▶ **Task directions**
Gather every line that includes the word "label", please.

▶ **Information shown**
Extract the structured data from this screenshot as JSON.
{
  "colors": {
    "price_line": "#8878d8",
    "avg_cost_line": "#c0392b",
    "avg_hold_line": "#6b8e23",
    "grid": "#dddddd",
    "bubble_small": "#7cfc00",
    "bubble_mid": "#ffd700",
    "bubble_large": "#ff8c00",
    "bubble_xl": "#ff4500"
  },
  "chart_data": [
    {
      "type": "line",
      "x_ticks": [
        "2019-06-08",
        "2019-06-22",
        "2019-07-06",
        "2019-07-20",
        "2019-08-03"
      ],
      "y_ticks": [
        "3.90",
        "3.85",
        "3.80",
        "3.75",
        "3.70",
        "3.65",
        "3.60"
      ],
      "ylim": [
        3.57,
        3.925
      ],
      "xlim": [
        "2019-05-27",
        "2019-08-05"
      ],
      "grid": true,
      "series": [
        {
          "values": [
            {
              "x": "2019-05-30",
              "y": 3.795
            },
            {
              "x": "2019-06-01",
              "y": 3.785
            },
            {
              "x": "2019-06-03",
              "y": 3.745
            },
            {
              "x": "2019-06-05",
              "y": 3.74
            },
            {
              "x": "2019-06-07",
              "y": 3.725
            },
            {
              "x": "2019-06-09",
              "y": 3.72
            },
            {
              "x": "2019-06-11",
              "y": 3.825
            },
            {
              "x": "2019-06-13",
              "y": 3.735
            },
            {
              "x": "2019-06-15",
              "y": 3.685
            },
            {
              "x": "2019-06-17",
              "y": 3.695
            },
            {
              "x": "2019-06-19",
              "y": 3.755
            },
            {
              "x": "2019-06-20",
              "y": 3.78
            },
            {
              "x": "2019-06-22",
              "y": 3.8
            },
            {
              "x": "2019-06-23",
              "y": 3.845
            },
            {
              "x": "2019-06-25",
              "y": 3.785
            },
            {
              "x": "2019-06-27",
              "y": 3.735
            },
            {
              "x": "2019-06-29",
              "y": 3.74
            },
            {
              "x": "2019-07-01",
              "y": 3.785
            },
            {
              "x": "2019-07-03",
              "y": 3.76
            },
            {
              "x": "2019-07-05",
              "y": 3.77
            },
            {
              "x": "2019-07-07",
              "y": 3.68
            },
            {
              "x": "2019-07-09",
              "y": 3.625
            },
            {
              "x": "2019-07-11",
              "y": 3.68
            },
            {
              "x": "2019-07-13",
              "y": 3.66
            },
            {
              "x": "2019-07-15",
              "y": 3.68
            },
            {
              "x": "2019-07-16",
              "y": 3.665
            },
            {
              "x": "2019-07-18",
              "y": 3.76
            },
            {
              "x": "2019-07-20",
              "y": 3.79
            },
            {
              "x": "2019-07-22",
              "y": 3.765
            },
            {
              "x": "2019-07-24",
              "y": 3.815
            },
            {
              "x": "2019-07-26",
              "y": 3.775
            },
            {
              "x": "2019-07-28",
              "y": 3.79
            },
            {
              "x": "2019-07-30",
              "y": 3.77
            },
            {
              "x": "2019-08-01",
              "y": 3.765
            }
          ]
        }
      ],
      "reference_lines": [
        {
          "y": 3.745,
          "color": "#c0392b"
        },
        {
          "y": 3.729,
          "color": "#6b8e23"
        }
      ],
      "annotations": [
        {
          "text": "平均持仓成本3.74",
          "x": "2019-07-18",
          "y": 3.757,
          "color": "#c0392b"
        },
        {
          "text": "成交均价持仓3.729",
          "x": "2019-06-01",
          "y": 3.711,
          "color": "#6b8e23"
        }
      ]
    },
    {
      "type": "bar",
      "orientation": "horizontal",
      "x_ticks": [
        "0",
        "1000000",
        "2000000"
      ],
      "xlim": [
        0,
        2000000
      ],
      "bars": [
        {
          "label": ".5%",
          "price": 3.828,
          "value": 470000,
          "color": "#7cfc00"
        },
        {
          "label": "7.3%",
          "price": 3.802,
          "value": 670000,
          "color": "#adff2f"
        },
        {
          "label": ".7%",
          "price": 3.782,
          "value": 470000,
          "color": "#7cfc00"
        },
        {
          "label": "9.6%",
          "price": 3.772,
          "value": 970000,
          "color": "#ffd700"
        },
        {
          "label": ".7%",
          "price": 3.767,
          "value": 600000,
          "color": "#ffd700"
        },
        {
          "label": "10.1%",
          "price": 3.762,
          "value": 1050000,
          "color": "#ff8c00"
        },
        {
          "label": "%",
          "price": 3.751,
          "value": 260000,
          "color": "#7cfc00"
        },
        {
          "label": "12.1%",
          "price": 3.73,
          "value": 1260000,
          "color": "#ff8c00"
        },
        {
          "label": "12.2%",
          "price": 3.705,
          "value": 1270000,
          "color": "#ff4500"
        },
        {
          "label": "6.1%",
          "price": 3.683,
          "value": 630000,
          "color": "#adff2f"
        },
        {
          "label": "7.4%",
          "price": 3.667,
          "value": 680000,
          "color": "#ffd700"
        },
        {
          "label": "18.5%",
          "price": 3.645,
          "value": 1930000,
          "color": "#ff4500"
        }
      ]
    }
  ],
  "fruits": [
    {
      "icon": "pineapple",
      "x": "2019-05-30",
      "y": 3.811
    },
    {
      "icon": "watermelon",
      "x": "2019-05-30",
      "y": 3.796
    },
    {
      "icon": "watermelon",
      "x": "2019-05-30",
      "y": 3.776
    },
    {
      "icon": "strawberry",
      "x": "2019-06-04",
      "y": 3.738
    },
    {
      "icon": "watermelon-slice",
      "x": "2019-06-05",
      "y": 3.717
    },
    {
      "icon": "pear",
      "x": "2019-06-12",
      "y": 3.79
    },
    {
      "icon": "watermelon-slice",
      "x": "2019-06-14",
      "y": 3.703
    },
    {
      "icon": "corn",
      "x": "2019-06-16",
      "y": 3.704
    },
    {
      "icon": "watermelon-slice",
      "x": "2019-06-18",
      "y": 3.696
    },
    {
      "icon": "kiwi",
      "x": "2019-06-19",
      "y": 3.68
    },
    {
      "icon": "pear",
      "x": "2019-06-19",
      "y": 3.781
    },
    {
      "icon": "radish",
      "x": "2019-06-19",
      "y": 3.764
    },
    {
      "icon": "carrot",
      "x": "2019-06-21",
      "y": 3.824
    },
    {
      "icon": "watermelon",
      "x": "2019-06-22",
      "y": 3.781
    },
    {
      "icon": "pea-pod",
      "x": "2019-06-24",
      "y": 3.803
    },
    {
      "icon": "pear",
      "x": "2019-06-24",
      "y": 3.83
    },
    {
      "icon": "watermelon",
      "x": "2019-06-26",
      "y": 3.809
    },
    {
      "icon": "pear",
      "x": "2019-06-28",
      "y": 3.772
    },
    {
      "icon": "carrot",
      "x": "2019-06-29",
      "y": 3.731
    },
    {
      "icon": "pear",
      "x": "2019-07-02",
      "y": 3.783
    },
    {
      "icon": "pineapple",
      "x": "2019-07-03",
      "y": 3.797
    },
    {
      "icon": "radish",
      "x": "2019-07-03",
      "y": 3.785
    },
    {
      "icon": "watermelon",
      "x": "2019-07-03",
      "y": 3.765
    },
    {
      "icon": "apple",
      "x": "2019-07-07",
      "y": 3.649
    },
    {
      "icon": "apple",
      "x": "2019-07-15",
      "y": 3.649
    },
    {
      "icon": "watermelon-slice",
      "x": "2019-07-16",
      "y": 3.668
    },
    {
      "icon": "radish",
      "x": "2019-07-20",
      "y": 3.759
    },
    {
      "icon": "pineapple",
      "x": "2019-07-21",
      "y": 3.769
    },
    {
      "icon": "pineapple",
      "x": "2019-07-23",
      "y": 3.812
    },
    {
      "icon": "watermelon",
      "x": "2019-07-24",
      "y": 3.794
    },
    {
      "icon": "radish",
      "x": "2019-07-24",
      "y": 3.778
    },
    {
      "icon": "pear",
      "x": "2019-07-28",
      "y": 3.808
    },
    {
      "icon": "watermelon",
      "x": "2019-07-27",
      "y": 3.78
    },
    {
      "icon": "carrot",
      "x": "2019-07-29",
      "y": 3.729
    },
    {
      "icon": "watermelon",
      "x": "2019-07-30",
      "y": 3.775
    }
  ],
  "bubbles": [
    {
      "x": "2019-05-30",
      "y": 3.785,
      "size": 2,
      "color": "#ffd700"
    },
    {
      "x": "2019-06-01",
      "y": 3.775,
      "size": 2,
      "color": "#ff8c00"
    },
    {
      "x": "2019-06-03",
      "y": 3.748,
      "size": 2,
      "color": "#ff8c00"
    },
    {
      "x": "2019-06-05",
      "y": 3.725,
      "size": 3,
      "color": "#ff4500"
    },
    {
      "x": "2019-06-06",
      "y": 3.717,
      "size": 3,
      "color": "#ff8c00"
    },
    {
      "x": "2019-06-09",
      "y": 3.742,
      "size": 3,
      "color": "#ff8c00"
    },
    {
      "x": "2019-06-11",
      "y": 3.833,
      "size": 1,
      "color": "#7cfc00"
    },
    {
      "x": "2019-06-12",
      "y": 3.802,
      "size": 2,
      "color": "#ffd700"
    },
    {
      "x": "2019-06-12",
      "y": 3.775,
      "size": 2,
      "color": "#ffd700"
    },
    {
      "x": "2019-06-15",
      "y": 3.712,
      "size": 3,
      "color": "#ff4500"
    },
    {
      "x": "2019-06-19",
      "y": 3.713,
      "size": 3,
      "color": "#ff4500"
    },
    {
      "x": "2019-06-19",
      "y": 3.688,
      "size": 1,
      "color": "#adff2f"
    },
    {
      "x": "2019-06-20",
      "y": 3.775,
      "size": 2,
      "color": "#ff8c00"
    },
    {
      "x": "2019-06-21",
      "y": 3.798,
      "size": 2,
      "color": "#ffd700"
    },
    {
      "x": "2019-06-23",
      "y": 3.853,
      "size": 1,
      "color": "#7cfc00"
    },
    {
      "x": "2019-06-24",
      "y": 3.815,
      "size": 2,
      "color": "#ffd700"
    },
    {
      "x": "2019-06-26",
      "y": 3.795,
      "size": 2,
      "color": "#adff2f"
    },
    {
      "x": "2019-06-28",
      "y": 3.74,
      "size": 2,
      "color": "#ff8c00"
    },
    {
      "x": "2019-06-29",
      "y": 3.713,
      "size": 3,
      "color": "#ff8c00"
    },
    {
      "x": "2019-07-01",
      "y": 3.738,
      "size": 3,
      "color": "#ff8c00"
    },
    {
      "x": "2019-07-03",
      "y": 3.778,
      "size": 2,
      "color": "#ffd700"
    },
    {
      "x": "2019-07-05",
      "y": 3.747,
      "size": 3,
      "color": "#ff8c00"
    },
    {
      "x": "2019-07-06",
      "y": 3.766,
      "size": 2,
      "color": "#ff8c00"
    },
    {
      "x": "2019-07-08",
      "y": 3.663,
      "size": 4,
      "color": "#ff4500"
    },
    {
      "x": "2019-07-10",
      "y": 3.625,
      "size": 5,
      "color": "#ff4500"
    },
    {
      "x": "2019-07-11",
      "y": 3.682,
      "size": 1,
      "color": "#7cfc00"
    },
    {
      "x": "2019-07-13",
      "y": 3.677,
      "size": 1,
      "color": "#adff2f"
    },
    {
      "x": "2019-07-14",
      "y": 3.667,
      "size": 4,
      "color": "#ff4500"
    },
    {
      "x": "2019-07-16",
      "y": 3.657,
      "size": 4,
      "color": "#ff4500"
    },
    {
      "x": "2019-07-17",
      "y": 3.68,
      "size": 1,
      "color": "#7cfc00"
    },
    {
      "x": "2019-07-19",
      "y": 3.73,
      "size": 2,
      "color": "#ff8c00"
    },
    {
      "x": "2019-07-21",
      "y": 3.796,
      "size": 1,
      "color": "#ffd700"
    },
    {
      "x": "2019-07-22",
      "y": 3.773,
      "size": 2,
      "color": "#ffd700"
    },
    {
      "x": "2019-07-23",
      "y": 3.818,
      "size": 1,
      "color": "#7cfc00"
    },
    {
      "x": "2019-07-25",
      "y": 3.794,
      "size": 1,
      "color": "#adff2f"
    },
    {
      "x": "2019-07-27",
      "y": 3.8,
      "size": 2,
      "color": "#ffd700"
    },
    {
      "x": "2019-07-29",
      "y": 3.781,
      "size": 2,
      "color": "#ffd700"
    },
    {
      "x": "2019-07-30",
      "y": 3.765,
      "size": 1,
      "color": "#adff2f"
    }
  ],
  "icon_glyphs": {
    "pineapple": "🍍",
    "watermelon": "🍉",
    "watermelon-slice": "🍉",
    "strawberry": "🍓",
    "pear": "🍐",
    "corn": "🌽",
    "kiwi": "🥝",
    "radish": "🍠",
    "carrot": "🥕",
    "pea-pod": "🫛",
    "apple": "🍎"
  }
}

▶ **Exercise response**
          "label": ".5%",
          "label": "7.3%",
          "label": ".7%",
          "label": "9.6%",
          "label": ".7%",
          "label": "10.1%",
          "label": "%",
          "label": "12.1%",
          "label": "12.2%",
          "label": "6.1%",
          "label": "7.4%",
          "label": "18.5%",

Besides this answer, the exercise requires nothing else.